■ STATED PROBLEM A:
From the records, copy the lines verbatim, beginning at the line that contains "balance-row-convertible: 전환 가능" and stopping after the line that contains "data-label: 0 — [915, 368, 925, 386]".
— Start SELECTION —
Crusading for a new class

The first section of the panel introduced the new class, the Crusader. Designing a new class is one of the most complex tasks in an RPG, but it starts with a simple concept. In this case, the team wanted a righteous paladin type, which would work as a good answer to Malthael, the angel of death and main villain of Reaper of Souls. The idea came together of having a dark paladin, full of righteous wrath, a "knight in battle-scarred armor" to stand for humanity in its darkest hour. This lead to concept art. They knew they wanted the Crusader to be bulky and blocky, but it took many weeks of reiterations before they settled on the look of today, with the shield, the flail, and the tabard.

Once the concept was complete, the next step was to animate the Crusader, give it a presence in game. This itself may need many iterations. For example, they showed an early concept of the Crusader's "Stoic" Idle animation. While it did project the stoic, solid presence they wanted, it looked awkward when the Crusader leapt into action. The final design ended up with the Crusader looking more active and battle-ready to allow those animations to flow better, but still kept that stoic look.
— End SELECTION —
— Start GIVEN DATA —
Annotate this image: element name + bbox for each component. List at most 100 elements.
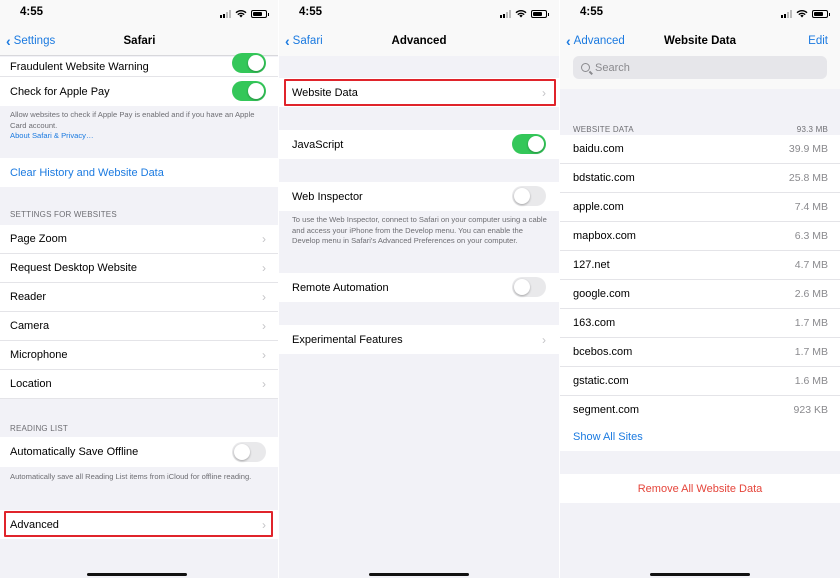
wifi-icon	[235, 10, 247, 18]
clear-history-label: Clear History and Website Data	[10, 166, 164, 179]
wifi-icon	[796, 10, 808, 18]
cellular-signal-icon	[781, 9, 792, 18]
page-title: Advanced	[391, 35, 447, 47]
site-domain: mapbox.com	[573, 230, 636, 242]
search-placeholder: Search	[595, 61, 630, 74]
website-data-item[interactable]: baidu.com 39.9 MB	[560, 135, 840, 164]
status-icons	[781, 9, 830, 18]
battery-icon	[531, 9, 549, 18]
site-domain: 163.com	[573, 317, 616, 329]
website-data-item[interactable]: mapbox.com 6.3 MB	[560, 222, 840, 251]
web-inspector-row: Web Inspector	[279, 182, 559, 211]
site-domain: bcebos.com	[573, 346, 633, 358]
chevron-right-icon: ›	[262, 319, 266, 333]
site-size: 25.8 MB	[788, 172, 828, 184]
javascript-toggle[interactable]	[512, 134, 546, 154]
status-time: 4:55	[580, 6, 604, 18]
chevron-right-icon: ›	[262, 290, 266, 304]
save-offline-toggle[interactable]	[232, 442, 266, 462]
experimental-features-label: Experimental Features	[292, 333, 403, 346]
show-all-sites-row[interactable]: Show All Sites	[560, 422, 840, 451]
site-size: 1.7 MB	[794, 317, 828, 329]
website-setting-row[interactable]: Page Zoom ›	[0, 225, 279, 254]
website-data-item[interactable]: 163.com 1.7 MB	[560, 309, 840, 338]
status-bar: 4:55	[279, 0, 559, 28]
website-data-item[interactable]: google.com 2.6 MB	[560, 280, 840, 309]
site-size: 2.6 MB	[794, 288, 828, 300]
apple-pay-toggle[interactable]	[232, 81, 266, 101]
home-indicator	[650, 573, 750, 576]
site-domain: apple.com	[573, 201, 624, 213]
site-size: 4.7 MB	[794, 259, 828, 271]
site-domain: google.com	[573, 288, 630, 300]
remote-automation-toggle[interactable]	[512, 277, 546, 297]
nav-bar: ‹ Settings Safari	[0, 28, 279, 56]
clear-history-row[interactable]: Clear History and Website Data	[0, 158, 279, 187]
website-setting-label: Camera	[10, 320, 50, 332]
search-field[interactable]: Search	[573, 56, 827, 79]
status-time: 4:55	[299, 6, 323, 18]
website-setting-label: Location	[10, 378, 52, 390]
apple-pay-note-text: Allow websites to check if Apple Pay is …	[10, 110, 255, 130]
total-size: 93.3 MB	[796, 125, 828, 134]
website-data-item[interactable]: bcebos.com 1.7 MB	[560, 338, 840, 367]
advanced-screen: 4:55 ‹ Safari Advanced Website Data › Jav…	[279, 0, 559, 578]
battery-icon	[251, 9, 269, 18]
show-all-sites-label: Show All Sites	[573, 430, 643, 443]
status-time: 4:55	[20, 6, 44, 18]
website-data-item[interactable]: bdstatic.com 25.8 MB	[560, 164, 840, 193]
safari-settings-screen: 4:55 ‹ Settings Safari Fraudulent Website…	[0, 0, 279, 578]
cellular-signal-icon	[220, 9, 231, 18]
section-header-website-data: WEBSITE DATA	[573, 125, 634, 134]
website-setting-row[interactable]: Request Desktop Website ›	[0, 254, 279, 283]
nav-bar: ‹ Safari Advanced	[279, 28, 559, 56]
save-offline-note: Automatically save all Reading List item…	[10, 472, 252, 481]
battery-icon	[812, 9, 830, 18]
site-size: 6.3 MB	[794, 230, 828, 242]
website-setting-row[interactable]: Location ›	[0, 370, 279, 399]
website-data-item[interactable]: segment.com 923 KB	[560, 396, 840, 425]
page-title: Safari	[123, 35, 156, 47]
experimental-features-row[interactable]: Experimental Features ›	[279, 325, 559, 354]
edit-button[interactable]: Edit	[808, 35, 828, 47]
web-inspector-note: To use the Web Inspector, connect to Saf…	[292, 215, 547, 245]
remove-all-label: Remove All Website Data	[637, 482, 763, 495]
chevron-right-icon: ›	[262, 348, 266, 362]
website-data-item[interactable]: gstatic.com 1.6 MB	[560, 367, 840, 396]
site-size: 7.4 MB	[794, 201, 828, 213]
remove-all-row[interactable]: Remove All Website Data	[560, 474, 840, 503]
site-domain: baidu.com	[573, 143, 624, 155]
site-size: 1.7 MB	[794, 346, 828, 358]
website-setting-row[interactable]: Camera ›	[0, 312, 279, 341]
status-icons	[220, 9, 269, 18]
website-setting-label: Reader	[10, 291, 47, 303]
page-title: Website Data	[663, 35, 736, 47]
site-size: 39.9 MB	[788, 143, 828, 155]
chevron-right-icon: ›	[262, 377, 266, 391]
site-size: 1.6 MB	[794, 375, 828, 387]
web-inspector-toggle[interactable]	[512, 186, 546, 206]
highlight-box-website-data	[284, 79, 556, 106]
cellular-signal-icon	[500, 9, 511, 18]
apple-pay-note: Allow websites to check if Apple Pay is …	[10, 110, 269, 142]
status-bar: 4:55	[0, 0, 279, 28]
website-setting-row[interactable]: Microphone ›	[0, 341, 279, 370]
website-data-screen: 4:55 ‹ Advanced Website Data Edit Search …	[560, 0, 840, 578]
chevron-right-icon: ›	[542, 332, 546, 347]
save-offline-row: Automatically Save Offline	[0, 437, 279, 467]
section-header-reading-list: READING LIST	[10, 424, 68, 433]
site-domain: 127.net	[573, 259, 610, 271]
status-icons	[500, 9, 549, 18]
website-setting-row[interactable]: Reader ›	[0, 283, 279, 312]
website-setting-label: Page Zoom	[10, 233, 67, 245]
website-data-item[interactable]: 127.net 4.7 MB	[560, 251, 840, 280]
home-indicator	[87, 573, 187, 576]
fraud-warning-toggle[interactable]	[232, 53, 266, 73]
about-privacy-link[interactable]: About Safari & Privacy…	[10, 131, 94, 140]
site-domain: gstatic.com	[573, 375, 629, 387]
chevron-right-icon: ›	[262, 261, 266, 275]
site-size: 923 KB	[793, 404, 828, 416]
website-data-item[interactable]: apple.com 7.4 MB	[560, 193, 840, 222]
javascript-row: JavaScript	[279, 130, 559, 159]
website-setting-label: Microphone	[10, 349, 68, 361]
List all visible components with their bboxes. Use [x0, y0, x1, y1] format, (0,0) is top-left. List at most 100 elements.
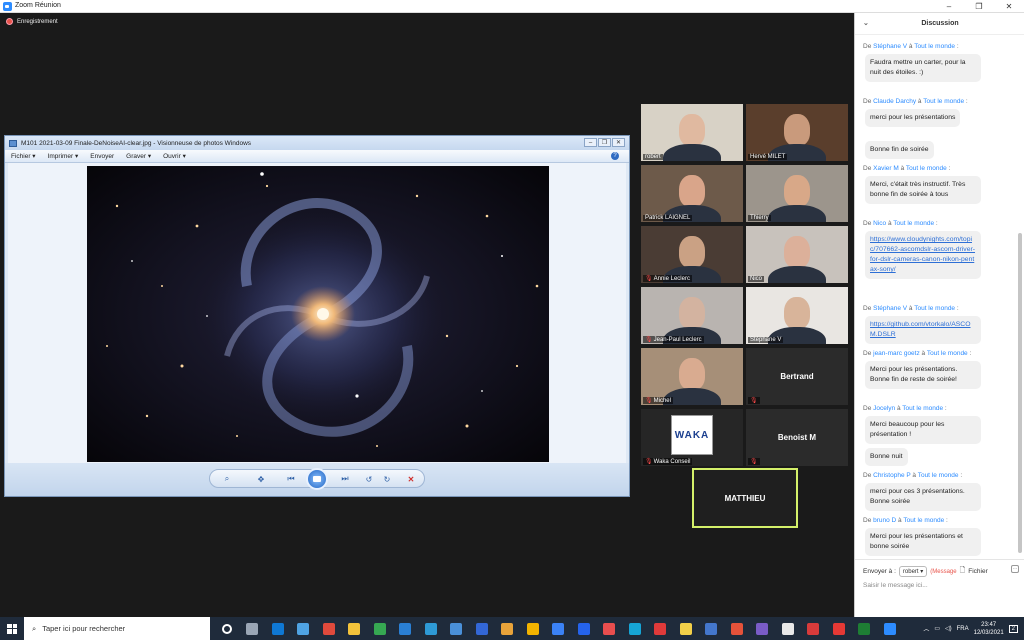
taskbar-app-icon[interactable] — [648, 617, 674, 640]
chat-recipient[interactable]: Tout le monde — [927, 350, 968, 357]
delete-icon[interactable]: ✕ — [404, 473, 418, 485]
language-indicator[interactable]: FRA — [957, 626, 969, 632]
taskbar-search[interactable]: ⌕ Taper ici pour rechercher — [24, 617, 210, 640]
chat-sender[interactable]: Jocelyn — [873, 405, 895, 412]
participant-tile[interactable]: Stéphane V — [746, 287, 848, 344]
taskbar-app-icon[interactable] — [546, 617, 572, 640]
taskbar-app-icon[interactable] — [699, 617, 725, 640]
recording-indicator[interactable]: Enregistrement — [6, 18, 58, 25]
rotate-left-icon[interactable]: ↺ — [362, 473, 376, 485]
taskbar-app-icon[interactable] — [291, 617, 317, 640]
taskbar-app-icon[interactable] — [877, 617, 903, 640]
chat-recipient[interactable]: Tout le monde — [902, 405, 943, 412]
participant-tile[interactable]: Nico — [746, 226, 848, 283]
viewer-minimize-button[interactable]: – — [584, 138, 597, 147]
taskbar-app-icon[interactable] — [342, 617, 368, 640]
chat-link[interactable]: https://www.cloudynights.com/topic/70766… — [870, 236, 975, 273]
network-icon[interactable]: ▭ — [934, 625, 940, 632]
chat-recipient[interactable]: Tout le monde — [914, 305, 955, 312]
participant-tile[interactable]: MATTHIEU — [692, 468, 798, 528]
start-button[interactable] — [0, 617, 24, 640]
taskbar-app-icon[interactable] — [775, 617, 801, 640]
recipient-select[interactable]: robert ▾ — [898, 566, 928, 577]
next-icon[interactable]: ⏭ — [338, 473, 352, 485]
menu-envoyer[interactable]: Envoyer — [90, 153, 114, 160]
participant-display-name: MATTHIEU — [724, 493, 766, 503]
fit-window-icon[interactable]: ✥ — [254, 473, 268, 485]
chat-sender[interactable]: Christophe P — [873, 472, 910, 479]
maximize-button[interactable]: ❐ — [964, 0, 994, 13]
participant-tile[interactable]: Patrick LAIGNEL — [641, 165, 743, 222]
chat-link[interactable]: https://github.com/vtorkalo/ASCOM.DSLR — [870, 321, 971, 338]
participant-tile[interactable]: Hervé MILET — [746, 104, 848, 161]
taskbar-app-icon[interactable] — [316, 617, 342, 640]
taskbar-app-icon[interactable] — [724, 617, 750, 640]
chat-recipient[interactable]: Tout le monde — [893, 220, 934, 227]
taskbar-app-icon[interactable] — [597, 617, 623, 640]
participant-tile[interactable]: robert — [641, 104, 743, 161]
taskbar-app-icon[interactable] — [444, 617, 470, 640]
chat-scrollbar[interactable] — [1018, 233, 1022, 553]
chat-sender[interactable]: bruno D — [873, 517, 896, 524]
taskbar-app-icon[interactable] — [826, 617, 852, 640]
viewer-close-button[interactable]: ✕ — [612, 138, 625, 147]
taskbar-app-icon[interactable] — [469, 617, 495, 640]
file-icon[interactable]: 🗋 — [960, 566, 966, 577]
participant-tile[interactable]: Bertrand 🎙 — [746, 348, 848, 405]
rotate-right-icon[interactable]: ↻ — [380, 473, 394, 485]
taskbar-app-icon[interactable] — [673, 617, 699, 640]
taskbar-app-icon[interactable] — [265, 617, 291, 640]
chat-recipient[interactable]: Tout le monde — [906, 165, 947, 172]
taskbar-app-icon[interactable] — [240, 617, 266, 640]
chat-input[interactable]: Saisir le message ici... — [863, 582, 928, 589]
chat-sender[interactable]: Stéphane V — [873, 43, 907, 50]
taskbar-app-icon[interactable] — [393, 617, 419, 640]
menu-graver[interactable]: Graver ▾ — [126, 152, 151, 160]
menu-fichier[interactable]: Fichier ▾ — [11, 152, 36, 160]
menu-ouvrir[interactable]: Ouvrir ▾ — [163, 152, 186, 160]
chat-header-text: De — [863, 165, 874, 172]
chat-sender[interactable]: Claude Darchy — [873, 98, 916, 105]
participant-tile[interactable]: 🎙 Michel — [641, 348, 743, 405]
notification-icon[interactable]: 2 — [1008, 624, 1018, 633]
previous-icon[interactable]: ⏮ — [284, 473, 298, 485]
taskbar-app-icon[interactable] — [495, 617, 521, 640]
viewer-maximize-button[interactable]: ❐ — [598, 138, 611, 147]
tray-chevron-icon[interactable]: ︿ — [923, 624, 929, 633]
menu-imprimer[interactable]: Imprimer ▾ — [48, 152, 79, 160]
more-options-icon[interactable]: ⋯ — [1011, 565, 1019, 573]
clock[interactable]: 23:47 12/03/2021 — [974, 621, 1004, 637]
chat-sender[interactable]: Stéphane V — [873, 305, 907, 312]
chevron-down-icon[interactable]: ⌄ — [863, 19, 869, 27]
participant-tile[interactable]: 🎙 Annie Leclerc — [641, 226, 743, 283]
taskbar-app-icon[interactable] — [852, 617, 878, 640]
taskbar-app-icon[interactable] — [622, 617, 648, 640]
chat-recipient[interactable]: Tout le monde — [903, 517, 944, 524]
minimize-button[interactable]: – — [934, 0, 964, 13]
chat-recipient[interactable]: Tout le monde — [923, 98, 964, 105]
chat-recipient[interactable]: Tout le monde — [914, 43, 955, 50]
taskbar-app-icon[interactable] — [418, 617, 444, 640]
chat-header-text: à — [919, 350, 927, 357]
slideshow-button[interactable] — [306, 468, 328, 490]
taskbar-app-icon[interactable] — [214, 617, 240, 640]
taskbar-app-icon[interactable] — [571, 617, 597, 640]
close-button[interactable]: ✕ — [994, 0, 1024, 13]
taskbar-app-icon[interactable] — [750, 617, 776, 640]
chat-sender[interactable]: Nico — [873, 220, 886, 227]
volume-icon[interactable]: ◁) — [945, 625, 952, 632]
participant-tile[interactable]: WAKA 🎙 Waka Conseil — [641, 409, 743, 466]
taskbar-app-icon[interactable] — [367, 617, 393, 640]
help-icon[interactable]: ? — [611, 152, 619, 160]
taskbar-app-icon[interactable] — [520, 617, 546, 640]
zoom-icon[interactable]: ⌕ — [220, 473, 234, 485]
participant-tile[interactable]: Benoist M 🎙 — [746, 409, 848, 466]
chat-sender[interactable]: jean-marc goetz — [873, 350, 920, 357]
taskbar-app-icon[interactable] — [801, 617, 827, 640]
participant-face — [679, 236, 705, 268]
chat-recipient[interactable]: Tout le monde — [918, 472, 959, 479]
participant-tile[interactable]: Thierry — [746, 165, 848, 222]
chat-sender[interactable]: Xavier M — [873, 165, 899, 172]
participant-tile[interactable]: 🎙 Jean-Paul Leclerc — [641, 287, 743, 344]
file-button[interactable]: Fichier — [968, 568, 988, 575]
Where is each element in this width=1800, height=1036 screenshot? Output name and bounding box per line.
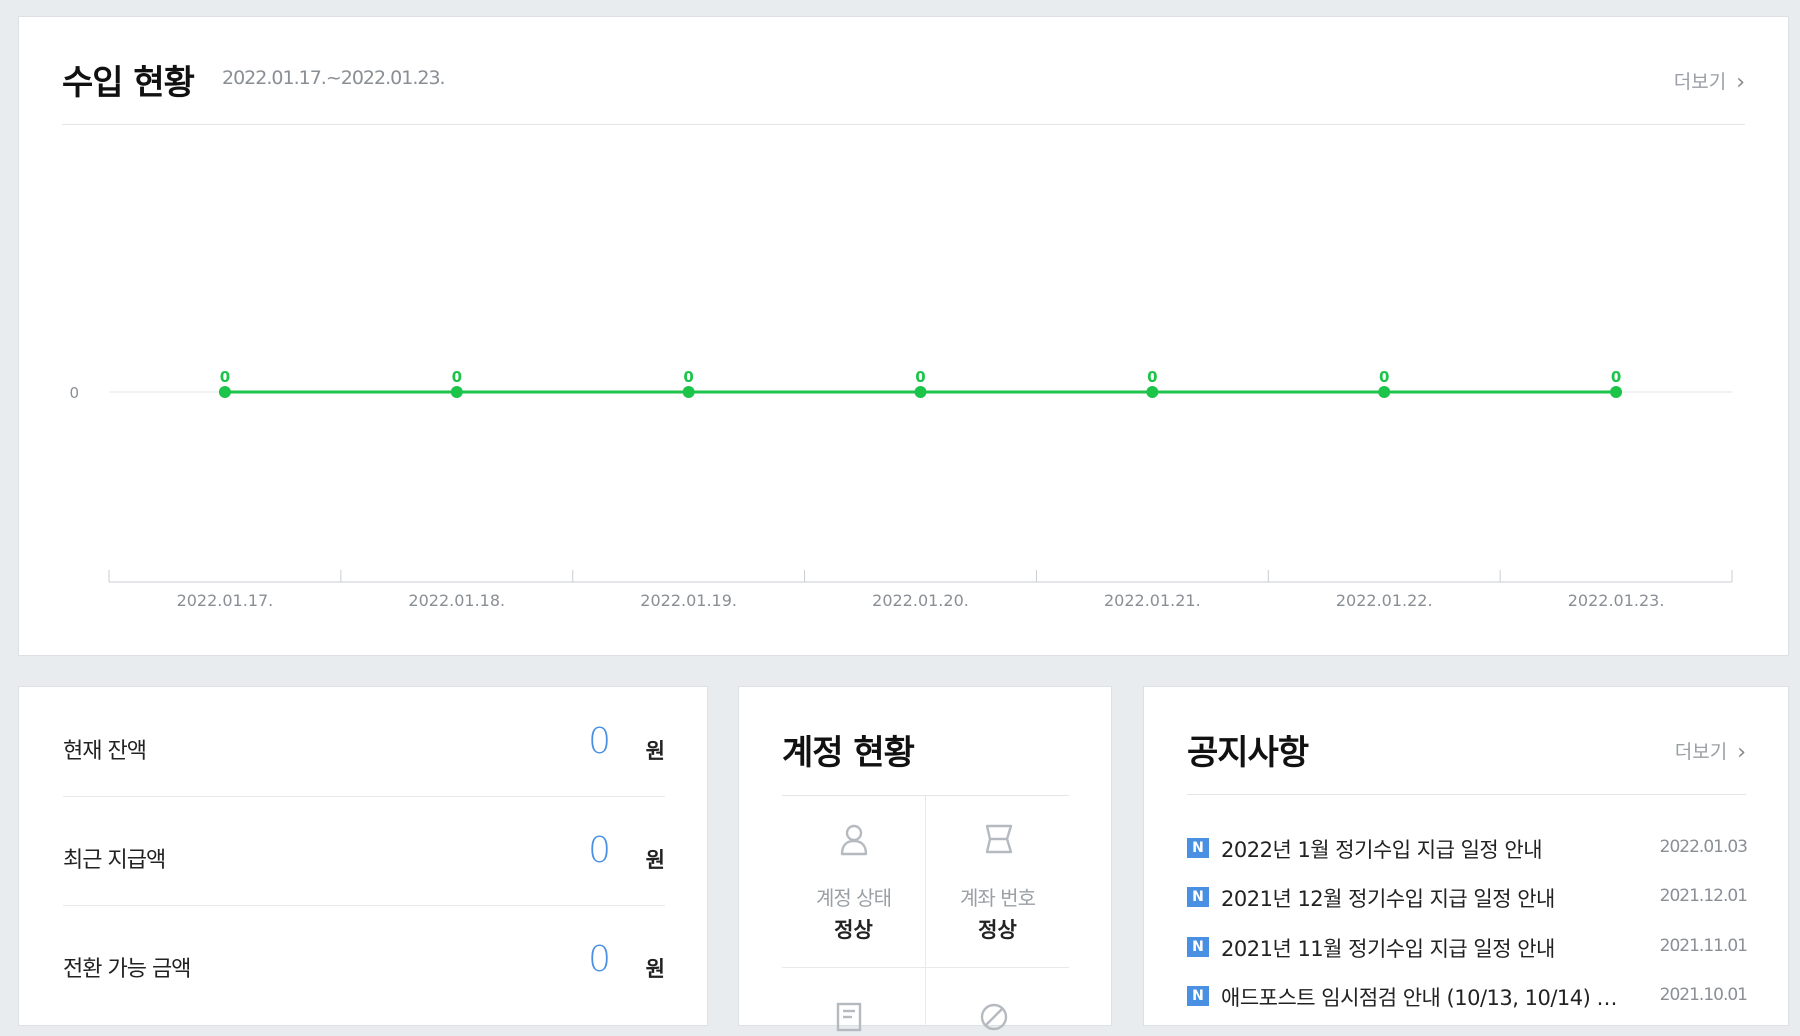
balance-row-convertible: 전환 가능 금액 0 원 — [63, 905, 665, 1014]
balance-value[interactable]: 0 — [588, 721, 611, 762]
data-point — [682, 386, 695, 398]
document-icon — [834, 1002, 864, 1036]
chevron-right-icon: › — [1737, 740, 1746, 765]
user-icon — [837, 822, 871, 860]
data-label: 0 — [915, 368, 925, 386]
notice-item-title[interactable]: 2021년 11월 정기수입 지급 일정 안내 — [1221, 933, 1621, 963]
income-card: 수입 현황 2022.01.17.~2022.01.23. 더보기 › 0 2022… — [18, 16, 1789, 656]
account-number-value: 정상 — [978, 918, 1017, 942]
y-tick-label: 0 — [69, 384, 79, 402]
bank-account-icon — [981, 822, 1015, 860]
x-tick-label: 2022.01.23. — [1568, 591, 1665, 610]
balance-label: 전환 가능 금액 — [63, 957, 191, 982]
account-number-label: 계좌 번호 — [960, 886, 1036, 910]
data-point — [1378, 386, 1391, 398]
— End GIVEN DATA —
■ STATED PROBLEM B:
Answer these questions from the text about the Crusader class:
(i) Which villain was the Crusader meant to be a good answer to?
(ii) Which three items are part of the Crusader's final look?
(iii) Which early idle animation of the Crusader did the team show?

■ WRITTEN REPLY A:
balance-row-convertible: 전환 가능 금액 0 원 — [63, 905, 665, 1014]
balance-value[interactable]: 0 — [588, 721, 611, 762]
data-point — [682, 386, 695, 398]
document-icon — [834, 1002, 864, 1036]
chevron-right-icon: › — [1737, 740, 1746, 765]
user-icon — [837, 822, 871, 860]
data-label: 0 — [915, 368, 925, 386]

■ WRITTEN REPLY B:
(i) Malthael, the angel of death and main villain of Reaper of Souls.
(ii) The shield, the flail, and the tabard.
(iii) The "Stoic" Idle animation.